*** PASSAGE FOR REVIEW ***

Some external and internal factors can directly interfere with a fungi’s presence and mycotoxin production in cheeses. External conditions include temperature, oxygen availability, and relative humidity. Internal conditions include water activity, pH, and interactions between microorganisms in the cheese microbiota.

One primary source of contamination by toxigenic fungi is the ambient air in production areas. Airborne fungal spores can contaminate raw materials, surfaces, and utensils used during cheese production and germinate, leading to mycelial growth during ripening. Additionally, milk poses a risk, for cheese produced with raw milk or even for those produced with pasteurized milk, as some fungal spores resist high temperatures and can remain viable. In some cases, brine used in cheese production can also act as a reservoir for fungal spores, including species such as Penicillium commune.

*** End of PASSAGE FOR REVIEW ***
*** DATA LISTING ***

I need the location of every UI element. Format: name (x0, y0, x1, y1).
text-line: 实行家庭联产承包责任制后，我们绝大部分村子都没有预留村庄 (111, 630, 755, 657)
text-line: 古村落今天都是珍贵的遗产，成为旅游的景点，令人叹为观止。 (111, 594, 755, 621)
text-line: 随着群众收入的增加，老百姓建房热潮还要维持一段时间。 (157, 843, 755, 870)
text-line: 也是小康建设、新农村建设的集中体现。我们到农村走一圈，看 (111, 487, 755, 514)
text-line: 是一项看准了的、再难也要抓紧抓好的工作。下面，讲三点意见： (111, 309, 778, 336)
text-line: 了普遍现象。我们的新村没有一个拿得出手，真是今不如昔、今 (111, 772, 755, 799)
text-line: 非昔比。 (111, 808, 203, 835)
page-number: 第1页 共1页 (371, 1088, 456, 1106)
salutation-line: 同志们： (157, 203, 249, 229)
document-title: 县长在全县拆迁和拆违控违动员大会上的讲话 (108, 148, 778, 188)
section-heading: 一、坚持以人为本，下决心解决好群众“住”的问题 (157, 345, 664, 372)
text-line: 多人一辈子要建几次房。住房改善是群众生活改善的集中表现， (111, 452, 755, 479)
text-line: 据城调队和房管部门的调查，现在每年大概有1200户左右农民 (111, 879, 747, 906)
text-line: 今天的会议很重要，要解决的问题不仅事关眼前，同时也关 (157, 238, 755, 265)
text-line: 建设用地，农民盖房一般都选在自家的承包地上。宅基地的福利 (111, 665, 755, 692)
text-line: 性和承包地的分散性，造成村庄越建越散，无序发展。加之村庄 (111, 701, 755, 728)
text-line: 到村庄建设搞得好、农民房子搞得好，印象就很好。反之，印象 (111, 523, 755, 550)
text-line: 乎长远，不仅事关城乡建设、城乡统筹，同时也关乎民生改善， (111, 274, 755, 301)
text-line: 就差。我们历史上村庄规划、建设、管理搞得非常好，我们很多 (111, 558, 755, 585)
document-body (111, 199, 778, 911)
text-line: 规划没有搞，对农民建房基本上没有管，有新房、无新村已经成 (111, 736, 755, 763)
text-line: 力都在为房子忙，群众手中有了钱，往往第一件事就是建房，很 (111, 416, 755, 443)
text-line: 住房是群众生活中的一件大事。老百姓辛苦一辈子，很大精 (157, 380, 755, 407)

*** End of DATA LISTING ***

### REQUIRED ACTIONS
- A) In the passage on fungi in cheese, which species is named as one whose spores brine can harbor?
- B) Please rewrite the paragraph of the passage on fungi in cheese that begins "One primary source of contamination" as a short list of contamination sources.

### EXERCISE RESULTS
- A) Penicillium commune.

- B)
- Ambient air in production areas: airborne fungal spores can contaminate raw materials, surfaces, and utensils, then germinate and grow during ripening.
- Milk: a risk for both raw-milk and pasteurized-milk cheeses, since some spores survive high temperatures and stay viable.
- Brine: in some cases it can act as a reservoir for fungal spores, including Penicillium commune.